(Collected data entries)
+ + +

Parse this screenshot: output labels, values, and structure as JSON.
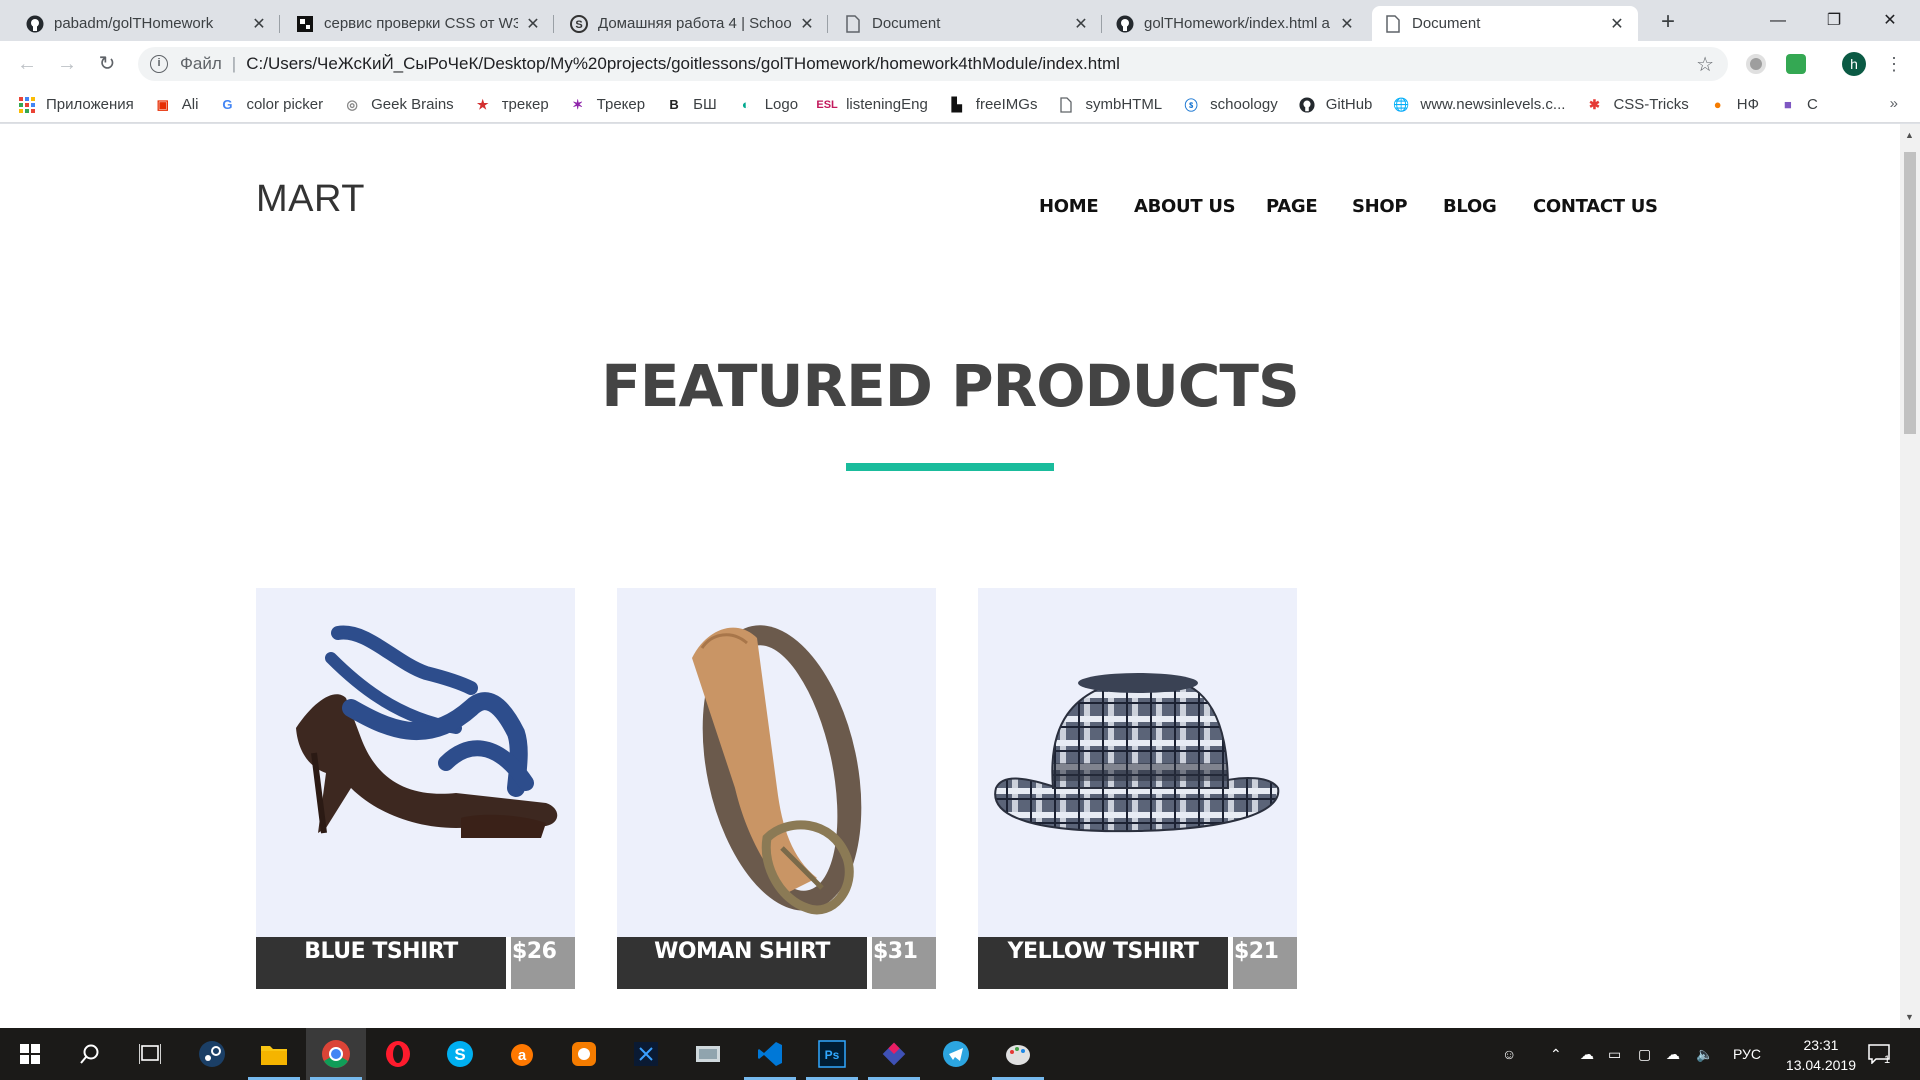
{
  "browser": {
    "tabs": [
      {
        "title": "pabadm/golTHomework",
        "icon": "github-icon"
      },
      {
        "title": "сервис проверки CSS от W3",
        "icon": "w3c-icon"
      },
      {
        "title": "Домашняя работа 4 | Schoo",
        "icon": "schoology-icon"
      },
      {
        "title": "Document",
        "icon": "document-icon"
      },
      {
        "title": "golTHomework/index.html a",
        "icon": "github-icon"
      },
      {
        "title": "Document",
        "icon": "document-icon"
      }
    ],
    "address": {
      "scheme_label": "Файл",
      "url": "C:/Users/ЧеЖсКиЙ_СыРоЧеК/Desktop/My%20projects/goitlessons/golTHomework/homework4thModule/index.html"
    },
    "profile_initial": "h",
    "bookmarks": [
      {
        "label": "Приложения",
        "icon": "apps-grid-icon"
      },
      {
        "label": "Ali",
        "icon": "aliexpress-icon"
      },
      {
        "label": "color picker",
        "icon": "google-icon"
      },
      {
        "label": "Geek Brains",
        "icon": "geekbrains-icon"
      },
      {
        "label": "трекер",
        "icon": "tracker-icon"
      },
      {
        "label": "Трекер",
        "icon": "tracker2-icon"
      },
      {
        "label": "БШ",
        "icon": "bsh-icon"
      },
      {
        "label": "Logo",
        "icon": "logo-icon"
      },
      {
        "label": "listeningEng",
        "icon": "esl-icon"
      },
      {
        "label": "freeIMGs",
        "icon": "unsplash-icon"
      },
      {
        "label": "symbHTML",
        "icon": "page-icon"
      },
      {
        "label": "schoology",
        "icon": "schoology-icon"
      },
      {
        "label": "GitHub",
        "icon": "github-icon"
      },
      {
        "label": "www.newsinlevels.c...",
        "icon": "globe-icon"
      },
      {
        "label": "CSS-Tricks",
        "icon": "css-tricks-icon"
      },
      {
        "label": "НФ",
        "icon": "orange-icon"
      },
      {
        "label": "С",
        "icon": "purple-square-icon"
      }
    ]
  },
  "site": {
    "logo": "MART",
    "nav": [
      "HOME",
      "ABOUT US",
      "PAGE",
      "SHOP",
      "BLOG",
      "CONTACT US"
    ],
    "section_title": "FEATURED PRODUCTS",
    "accent_color": "#1abc9c",
    "products": [
      {
        "name": "BLUE TSHIRT",
        "price": "$26",
        "image": "blue-sandal"
      },
      {
        "name": "WOMAN SHIRT",
        "price": "$31",
        "image": "leather-belt"
      },
      {
        "name": "YELLOW TSHIRT",
        "price": "$21",
        "image": "plaid-fedora"
      }
    ]
  },
  "taskbar": {
    "language": "РУС",
    "time": "23:31",
    "date": "13.04.2019",
    "notification_count": "1"
  }
}
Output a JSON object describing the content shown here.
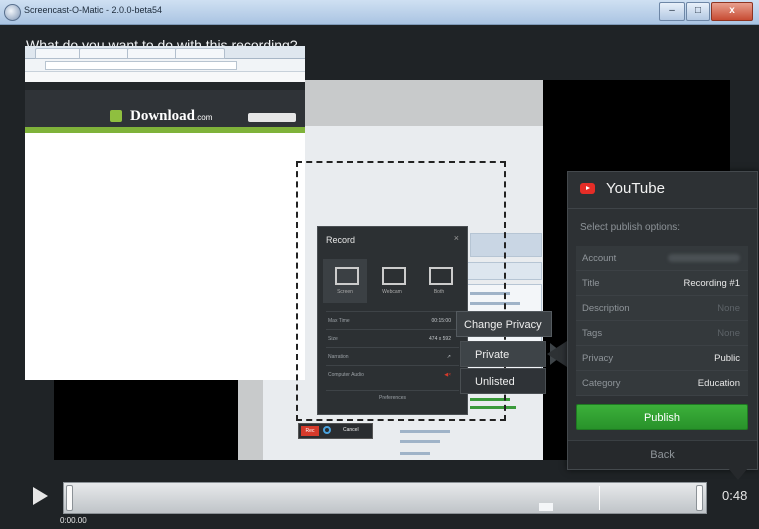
{
  "window": {
    "title": "Screencast-O-Matic - 2.0.0-beta54",
    "minimize": "–",
    "maximize": "□",
    "close": "x"
  },
  "prompt": "What do you want to do with this recording?",
  "screenshot": {
    "site_logo": "Download",
    "site_domain": ".com",
    "record_panel": {
      "title": "Record",
      "close": "×",
      "options": [
        "Screen",
        "Webcam",
        "Both"
      ],
      "rows": [
        {
          "label": "Max Time",
          "value": "00:15:00"
        },
        {
          "label": "Size",
          "value": "474 x 592"
        },
        {
          "label": "Narration",
          "value": ""
        },
        {
          "label": "Computer Audio",
          "value": ""
        }
      ],
      "preferences": "Preferences"
    },
    "rec_bar": {
      "rec": "Rec",
      "cancel": "Cancel"
    }
  },
  "privacy_menu": {
    "header": "Change Privacy",
    "options": [
      "Private",
      "Unlisted"
    ],
    "selected": "Private"
  },
  "youtube": {
    "title": "YouTube",
    "subtitle": "Select publish options:",
    "rows": [
      {
        "label": "Account",
        "value": ""
      },
      {
        "label": "Title",
        "value": "Recording #1"
      },
      {
        "label": "Description",
        "value": "None"
      },
      {
        "label": "Tags",
        "value": "None"
      },
      {
        "label": "Privacy",
        "value": "Public"
      },
      {
        "label": "Category",
        "value": "Education"
      }
    ],
    "publish": "Publish",
    "back": "Back"
  },
  "timeline": {
    "current_time": "0:00.00",
    "duration": "0:48"
  },
  "colors": {
    "publish": "#2e9f2e",
    "youtube_red": "#e52d27",
    "background": "#1f2326"
  }
}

+ + +

### Aim of the task:
Above are the records; reproduce them exactly and leave out the pictures.

### Result for this task:
Parse this screenshot: output labels, values, and structure as JSON.
{
  "browser": {
    "tabs": [
      {
        "title": "pabadm/golTHomework",
        "icon": "github-icon"
      },
      {
        "title": "сервис проверки CSS от W3",
        "icon": "w3c-icon"
      },
      {
        "title": "Домашняя работа 4 | Schoo",
        "icon": "schoology-icon"
      },
      {
        "title": "Document",
        "icon": "document-icon"
      },
      {
        "title": "golTHomework/index.html a",
        "icon": "github-icon"
      },
      {
        "title": "Document",
        "icon": "document-icon"
      }
    ],
    "address": {
      "scheme_label": "Файл",
      "url": "C:/Users/ЧеЖсКиЙ_СыРоЧеК/Desktop/My%20projects/goitlessons/golTHomework/homework4thModule/index.html"
    },
    "profile_initial": "h",
    "bookmarks": [
      {
        "label": "Приложения",
        "icon": "apps-grid-icon"
      },
      {
        "label": "Ali",
        "icon": "aliexpress-icon"
      },
      {
        "label": "color picker",
        "icon": "google-icon"
      },
      {
        "label": "Geek Brains",
        "icon": "geekbrains-icon"
      },
      {
        "label": "трекер",
        "icon": "tracker-icon"
      },
      {
        "label": "Трекер",
        "icon": "tracker2-icon"
      },
      {
        "label": "БШ",
        "icon": "bsh-icon"
      },
      {
        "label": "Logo",
        "icon": "logo-icon"
      },
      {
        "label": "listeningEng",
        "icon": "esl-icon"
      },
      {
        "label": "freeIMGs",
        "icon": "unsplash-icon"
      },
      {
        "label": "symbHTML",
        "icon": "page-icon"
      },
      {
        "label": "schoology",
        "icon": "schoology-icon"
      },
      {
        "label": "GitHub",
        "icon": "github-icon"
      },
      {
        "label": "www.newsinlevels.c...",
        "icon": "globe-icon"
      },
      {
        "label": "CSS-Tricks",
        "icon": "css-tricks-icon"
      },
      {
        "label": "НФ",
        "icon": "orange-icon"
      },
      {
        "label": "С",
        "icon": "purple-square-icon"
      }
    ]
  },
  "site": {
    "logo": "MART",
    "nav": [
      "HOME",
      "ABOUT US",
      "PAGE",
      "SHOP",
      "BLOG",
      "CONTACT US"
    ],
    "section_title": "FEATURED PRODUCTS",
    "accent_color": "#1abc9c",
    "products": [
      {
        "name": "BLUE TSHIRT",
        "price": "$26",
        "image": "blue-sandal"
      },
      {
        "name": "WOMAN SHIRT",
        "price": "$31",
        "image": "leather-belt"
      },
      {
        "name": "YELLOW TSHIRT",
        "price": "$21",
        "image": "plaid-fedora"
      }
    ]
  },
  "taskbar": {
    "language": "РУС",
    "time": "23:31",
    "date": "13.04.2019",
    "notification_count": "1"
  }
}
Output a JSON object describing the content shown here.
{
  "window": {
    "title": "Screencast-O-Matic - 2.0.0-beta54",
    "minimize": "–",
    "maximize": "□",
    "close": "x"
  },
  "prompt": "What do you want to do with this recording?",
  "screenshot": {
    "site_logo": "Download",
    "site_domain": ".com",
    "record_panel": {
      "title": "Record",
      "close": "×",
      "options": [
        "Screen",
        "Webcam",
        "Both"
      ],
      "rows": [
        {
          "label": "Max Time",
          "value": "00:15:00"
        },
        {
          "label": "Size",
          "value": "474 x 592"
        },
        {
          "label": "Narration",
          "value": ""
        },
        {
          "label": "Computer Audio",
          "value": ""
        }
      ],
      "preferences": "Preferences"
    },
    "rec_bar": {
      "rec": "Rec",
      "cancel": "Cancel"
    }
  },
  "privacy_menu": {
    "header": "Change Privacy",
    "options": [
      "Private",
      "Unlisted"
    ],
    "selected": "Private"
  },
  "youtube": {
    "title": "YouTube",
    "subtitle": "Select publish options:",
    "rows": [
      {
        "label": "Account",
        "value": ""
      },
      {
        "label": "Title",
        "value": "Recording #1"
      },
      {
        "label": "Description",
        "value": "None"
      },
      {
        "label": "Tags",
        "value": "None"
      },
      {
        "label": "Privacy",
        "value": "Public"
      },
      {
        "label": "Category",
        "value": "Education"
      }
    ],
    "publish": "Publish",
    "back": "Back"
  },
  "timeline": {
    "current_time": "0:00.00",
    "duration": "0:48"
  },
  "colors": {
    "publish": "#2e9f2e",
    "youtube_red": "#e52d27",
    "background": "#1f2326"
  }
}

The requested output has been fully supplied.